** BEGIN RECORDS FOR PROCESSING **

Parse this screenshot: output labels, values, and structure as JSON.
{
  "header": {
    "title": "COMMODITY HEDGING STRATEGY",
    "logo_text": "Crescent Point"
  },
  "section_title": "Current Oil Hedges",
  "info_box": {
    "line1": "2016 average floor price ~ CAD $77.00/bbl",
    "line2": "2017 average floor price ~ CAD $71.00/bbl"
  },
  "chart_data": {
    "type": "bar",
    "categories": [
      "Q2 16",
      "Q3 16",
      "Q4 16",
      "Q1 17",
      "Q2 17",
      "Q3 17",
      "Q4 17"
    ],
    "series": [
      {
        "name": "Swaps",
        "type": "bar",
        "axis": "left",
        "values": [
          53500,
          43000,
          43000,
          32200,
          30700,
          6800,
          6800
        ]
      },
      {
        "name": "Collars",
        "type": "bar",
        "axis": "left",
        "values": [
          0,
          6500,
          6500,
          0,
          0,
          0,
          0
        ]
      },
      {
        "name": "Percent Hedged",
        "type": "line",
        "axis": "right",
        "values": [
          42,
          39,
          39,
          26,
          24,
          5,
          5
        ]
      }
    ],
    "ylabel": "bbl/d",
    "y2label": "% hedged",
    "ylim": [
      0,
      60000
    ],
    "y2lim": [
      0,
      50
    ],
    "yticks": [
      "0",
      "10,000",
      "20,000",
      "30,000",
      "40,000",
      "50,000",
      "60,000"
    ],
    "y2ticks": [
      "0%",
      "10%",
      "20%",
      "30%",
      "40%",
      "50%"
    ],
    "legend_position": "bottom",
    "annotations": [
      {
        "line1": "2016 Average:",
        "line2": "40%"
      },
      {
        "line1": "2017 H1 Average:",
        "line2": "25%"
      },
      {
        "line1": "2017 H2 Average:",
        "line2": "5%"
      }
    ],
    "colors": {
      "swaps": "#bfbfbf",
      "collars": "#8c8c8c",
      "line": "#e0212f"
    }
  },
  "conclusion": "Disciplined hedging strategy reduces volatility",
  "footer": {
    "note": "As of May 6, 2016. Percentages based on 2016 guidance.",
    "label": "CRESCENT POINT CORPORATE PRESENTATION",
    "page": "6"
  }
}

** END RECORDS FOR PROCESSING **

_THE EXERCISE_: Repeat all of the records above exactly as they appear.

_WORKED ANSWER_:
Parse this screenshot: output labels, values, and structure as JSON.
{
  "header": {
    "title": "COMMODITY HEDGING STRATEGY",
    "logo_text": "Crescent Point"
  },
  "section_title": "Current Oil Hedges",
  "info_box": {
    "line1": "2016 average floor price ~ CAD $77.00/bbl",
    "line2": "2017 average floor price ~ CAD $71.00/bbl"
  },
  "chart_data": {
    "type": "bar",
    "categories": [
      "Q2 16",
      "Q3 16",
      "Q4 16",
      "Q1 17",
      "Q2 17",
      "Q3 17",
      "Q4 17"
    ],
    "series": [
      {
        "name": "Swaps",
        "type": "bar",
        "axis": "left",
        "values": [
          53500,
          43000,
          43000,
          32200,
          30700,
          6800,
          6800
        ]
      },
      {
        "name": "Collars",
        "type": "bar",
        "axis": "left",
        "values": [
          0,
          6500,
          6500,
          0,
          0,
          0,
          0
        ]
      },
      {
        "name": "Percent Hedged",
        "type": "line",
        "axis": "right",
        "values": [
          42,
          39,
          39,
          26,
          24,
          5,
          5
        ]
      }
    ],
    "ylabel": "bbl/d",
    "y2label": "% hedged",
    "ylim": [
      0,
      60000
    ],
    "y2lim": [
      0,
      50
    ],
    "yticks": [
      "0",
      "10,000",
      "20,000",
      "30,000",
      "40,000",
      "50,000",
      "60,000"
    ],
    "y2ticks": [
      "0%",
      "10%",
      "20%",
      "30%",
      "40%",
      "50%"
    ],
    "legend_position": "bottom",
    "annotations": [
      {
        "line1": "2016 Average:",
        "line2": "40%"
      },
      {
        "line1": "2017 H1 Average:",
        "line2": "25%"
      },
      {
        "line1": "2017 H2 Average:",
        "line2": "5%"
      }
    ],
    "colors": {
      "swaps": "#bfbfbf",
      "collars": "#8c8c8c",
      "line": "#e0212f"
    }
  },
  "conclusion": "Disciplined hedging strategy reduces volatility",
  "footer": {
    "note": "As of May 6, 2016. Percentages based on 2016 guidance.",
    "label": "CRESCENT POINT CORPORATE PRESENTATION",
    "page": "6"
  }
}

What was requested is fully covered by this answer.